What is required ->
Check every line below for the word "mellan" and give only the number of lines where it appears.

(Recorded data begins)

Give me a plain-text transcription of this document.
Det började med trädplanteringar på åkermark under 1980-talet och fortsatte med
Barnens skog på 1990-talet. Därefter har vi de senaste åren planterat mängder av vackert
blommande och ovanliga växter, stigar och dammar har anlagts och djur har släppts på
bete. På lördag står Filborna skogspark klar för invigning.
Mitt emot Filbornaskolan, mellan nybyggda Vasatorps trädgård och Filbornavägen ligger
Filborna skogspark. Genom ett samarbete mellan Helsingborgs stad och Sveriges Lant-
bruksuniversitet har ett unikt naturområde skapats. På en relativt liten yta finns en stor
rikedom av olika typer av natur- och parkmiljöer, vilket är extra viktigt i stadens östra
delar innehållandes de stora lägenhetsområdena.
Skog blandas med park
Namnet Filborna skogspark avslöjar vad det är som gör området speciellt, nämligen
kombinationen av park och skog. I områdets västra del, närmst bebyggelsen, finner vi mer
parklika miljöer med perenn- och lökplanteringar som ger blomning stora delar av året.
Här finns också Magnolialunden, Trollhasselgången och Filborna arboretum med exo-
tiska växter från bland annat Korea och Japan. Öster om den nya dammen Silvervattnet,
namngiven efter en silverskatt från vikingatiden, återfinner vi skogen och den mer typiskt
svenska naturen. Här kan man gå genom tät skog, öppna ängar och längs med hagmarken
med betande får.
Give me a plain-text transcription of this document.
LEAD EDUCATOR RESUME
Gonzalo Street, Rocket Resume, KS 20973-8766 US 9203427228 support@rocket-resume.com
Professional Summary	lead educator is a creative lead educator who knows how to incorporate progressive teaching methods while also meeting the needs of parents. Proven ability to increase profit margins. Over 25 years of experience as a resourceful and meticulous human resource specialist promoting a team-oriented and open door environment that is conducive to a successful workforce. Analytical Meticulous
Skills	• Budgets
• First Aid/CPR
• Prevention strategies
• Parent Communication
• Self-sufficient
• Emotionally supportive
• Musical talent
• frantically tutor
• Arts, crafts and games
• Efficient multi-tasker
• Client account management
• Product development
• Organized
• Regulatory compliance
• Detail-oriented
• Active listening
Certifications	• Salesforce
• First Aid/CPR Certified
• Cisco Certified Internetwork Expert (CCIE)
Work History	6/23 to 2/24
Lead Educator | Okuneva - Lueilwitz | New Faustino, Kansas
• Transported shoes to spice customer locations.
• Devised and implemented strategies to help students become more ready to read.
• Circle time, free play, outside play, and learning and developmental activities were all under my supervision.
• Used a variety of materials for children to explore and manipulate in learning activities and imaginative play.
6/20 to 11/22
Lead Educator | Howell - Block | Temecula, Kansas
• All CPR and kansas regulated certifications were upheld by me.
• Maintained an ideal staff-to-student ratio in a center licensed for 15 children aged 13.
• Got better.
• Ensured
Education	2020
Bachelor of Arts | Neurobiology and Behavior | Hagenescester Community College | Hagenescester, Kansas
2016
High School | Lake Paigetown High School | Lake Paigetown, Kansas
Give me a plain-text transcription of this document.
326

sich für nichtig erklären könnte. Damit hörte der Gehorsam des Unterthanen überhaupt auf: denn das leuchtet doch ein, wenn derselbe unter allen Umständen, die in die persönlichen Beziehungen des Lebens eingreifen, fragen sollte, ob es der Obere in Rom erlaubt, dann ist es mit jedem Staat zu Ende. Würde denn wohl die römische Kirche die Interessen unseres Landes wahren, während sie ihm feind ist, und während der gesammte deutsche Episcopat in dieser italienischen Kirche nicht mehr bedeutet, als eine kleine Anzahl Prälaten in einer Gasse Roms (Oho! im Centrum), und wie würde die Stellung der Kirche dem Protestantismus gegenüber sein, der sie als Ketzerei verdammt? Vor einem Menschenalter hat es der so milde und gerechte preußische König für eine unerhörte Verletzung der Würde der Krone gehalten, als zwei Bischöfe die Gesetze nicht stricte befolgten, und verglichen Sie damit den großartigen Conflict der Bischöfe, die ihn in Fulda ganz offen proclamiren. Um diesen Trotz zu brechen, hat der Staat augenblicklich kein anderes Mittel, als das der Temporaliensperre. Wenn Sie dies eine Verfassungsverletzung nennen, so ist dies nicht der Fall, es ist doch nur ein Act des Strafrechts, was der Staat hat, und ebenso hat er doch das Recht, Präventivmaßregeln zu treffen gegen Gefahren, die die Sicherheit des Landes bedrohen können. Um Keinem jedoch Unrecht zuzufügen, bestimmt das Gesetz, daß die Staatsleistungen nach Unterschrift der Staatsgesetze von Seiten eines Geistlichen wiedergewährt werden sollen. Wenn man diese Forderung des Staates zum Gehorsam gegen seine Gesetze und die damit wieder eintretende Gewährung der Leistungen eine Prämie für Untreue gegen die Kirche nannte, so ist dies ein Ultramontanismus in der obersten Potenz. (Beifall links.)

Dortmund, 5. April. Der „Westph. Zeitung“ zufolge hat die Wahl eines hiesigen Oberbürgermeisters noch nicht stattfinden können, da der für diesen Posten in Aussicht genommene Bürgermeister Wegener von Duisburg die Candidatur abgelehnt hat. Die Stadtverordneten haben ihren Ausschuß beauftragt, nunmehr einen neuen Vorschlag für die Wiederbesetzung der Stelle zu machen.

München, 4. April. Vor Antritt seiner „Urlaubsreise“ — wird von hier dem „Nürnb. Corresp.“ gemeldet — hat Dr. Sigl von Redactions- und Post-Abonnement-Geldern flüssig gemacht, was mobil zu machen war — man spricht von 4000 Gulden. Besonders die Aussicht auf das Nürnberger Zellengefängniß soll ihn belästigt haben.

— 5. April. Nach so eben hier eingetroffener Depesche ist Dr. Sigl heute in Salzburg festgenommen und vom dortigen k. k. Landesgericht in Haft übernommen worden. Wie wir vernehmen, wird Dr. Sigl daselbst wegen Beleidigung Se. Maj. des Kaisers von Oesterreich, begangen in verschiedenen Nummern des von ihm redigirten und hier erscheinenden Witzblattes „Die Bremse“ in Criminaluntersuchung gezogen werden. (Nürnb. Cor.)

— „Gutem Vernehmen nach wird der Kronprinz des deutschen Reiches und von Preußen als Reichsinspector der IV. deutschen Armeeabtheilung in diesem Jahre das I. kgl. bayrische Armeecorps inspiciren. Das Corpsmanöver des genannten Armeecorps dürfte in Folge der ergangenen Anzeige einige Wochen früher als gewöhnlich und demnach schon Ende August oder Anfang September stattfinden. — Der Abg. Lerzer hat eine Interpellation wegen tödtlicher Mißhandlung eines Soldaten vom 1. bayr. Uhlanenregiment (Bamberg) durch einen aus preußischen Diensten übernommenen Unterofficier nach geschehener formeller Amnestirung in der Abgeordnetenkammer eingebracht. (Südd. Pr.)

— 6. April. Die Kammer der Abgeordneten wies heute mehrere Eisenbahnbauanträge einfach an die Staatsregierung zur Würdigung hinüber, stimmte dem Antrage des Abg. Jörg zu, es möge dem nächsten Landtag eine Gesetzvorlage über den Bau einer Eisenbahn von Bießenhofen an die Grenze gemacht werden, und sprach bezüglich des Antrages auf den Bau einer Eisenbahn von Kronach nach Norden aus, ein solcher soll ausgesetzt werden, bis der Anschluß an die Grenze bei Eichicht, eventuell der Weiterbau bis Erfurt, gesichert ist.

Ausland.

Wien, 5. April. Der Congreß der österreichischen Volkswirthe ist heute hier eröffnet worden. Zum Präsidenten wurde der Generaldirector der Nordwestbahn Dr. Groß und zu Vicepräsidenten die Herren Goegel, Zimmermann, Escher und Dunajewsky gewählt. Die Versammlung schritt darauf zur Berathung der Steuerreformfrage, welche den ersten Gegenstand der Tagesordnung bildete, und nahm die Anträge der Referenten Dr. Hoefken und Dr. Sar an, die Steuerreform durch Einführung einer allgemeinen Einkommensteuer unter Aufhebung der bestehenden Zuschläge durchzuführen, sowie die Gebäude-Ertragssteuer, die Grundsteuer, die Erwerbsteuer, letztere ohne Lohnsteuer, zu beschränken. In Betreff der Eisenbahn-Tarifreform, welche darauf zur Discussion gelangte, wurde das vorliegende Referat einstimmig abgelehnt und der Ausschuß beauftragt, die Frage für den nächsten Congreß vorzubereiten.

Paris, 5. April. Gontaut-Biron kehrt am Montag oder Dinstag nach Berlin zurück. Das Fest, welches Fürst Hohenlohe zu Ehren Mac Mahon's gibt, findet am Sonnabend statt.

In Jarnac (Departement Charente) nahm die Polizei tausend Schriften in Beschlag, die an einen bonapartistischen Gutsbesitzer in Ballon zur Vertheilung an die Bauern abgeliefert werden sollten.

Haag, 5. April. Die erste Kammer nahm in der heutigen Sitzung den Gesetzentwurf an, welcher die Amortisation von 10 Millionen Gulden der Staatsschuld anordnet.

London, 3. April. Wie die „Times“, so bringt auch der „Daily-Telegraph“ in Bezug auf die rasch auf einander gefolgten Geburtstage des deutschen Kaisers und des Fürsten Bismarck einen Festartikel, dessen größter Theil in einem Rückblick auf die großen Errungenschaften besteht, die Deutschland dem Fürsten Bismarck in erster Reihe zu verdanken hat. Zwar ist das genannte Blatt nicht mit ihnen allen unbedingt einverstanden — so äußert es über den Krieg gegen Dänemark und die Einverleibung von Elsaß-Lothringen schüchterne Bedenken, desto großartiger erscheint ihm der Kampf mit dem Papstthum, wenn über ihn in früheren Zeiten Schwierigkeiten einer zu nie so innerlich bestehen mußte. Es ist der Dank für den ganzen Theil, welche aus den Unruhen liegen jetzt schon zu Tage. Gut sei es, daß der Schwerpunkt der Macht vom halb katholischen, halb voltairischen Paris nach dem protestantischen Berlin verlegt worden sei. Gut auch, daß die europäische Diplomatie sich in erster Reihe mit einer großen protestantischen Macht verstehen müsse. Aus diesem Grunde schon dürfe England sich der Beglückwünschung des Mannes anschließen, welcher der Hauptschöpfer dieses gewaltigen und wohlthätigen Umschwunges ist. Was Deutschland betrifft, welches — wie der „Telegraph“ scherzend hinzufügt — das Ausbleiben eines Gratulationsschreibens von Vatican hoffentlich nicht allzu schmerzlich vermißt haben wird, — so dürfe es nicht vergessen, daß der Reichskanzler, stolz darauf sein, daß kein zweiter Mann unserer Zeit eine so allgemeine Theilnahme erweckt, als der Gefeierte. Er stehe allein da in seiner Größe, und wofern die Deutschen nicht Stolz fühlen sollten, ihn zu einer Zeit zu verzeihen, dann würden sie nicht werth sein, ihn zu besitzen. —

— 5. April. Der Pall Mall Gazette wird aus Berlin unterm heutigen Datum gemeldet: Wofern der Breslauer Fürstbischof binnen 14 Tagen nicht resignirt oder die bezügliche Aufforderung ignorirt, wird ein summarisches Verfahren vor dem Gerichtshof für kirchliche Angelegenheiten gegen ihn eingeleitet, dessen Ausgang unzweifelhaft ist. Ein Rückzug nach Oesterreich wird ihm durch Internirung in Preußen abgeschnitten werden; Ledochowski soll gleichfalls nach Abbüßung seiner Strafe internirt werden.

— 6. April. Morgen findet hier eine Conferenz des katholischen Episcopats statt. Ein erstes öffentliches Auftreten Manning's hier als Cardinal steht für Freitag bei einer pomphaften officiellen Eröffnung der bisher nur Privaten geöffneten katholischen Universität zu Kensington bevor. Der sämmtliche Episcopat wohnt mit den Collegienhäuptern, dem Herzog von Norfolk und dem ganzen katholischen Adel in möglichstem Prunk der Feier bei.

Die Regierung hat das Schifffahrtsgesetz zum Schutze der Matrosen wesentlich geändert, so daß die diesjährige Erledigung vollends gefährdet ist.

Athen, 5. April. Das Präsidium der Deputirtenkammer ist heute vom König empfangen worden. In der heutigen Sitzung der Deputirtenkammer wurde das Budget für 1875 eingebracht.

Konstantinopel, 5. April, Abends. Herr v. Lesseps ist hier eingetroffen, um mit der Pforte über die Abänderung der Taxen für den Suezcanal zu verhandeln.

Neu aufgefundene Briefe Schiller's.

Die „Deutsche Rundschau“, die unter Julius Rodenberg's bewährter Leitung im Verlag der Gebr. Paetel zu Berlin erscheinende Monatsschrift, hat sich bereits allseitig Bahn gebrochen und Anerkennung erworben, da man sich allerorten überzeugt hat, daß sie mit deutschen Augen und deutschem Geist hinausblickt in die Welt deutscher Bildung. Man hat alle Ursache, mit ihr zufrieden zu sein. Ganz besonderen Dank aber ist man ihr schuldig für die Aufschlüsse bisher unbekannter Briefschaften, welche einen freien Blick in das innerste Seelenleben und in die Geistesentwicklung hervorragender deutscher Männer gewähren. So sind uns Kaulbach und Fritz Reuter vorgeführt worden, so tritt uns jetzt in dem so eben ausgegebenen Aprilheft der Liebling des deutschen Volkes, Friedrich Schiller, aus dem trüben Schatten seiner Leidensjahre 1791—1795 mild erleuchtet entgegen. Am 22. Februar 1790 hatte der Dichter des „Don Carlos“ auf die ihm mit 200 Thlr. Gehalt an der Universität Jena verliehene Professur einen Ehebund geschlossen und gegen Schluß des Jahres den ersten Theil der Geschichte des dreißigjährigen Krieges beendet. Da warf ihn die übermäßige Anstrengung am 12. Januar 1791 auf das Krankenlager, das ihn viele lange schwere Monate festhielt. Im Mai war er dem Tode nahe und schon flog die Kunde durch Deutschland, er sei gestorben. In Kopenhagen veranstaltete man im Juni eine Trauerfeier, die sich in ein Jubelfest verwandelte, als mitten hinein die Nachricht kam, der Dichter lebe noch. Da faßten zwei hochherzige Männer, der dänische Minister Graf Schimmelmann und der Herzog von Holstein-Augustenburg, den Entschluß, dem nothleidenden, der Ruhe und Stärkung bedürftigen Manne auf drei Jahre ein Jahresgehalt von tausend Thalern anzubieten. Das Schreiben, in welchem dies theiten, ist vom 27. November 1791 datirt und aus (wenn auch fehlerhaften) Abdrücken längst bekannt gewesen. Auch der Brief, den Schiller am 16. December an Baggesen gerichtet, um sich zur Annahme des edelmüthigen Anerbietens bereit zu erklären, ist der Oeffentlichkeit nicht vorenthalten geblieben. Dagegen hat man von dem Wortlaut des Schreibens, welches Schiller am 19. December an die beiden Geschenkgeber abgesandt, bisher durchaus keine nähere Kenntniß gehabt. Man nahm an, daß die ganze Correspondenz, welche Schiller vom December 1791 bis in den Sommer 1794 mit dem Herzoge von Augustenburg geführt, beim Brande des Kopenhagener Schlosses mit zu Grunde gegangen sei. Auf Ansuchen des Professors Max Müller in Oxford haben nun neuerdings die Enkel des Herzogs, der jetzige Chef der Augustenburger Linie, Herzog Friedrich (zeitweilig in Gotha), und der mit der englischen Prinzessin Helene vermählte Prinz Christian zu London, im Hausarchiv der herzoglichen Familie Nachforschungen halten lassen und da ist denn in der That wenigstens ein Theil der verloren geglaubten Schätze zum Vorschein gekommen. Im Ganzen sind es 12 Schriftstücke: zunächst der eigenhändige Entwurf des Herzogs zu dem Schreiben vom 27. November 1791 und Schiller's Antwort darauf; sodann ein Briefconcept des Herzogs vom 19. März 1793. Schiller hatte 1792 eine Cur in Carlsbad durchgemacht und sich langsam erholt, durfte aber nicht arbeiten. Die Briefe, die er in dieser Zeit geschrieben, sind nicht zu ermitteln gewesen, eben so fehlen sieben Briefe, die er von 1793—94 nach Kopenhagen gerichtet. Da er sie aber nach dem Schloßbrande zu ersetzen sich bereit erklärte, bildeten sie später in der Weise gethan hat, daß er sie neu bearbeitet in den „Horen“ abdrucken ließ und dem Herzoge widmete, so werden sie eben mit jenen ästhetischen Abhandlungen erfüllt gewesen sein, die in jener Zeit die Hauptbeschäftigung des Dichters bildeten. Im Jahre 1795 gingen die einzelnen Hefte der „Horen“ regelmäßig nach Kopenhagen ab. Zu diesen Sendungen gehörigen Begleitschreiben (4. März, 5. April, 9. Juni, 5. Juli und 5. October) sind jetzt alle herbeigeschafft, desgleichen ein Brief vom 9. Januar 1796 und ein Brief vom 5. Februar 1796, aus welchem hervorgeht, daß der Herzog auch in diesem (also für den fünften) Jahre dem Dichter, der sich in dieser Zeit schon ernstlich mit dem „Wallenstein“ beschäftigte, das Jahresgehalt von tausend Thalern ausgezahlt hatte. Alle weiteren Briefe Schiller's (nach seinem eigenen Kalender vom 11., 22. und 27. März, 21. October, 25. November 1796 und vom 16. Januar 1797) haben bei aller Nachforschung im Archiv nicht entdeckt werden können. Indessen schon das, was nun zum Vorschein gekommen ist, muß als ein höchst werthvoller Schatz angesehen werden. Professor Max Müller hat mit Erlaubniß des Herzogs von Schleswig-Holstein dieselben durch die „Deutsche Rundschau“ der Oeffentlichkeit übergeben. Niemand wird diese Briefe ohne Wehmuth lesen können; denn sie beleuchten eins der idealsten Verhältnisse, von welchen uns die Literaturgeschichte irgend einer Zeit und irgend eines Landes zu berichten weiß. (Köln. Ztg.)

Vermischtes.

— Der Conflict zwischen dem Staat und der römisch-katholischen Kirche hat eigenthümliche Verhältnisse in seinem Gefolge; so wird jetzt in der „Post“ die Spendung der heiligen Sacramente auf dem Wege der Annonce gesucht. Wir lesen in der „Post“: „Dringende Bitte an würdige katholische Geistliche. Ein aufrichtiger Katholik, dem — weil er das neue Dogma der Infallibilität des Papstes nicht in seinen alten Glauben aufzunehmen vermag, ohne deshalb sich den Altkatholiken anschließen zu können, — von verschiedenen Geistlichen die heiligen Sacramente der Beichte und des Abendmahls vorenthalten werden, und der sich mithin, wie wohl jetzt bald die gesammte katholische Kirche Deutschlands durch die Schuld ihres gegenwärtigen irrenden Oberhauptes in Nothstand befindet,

(Recorded data ends)

Your response ->
2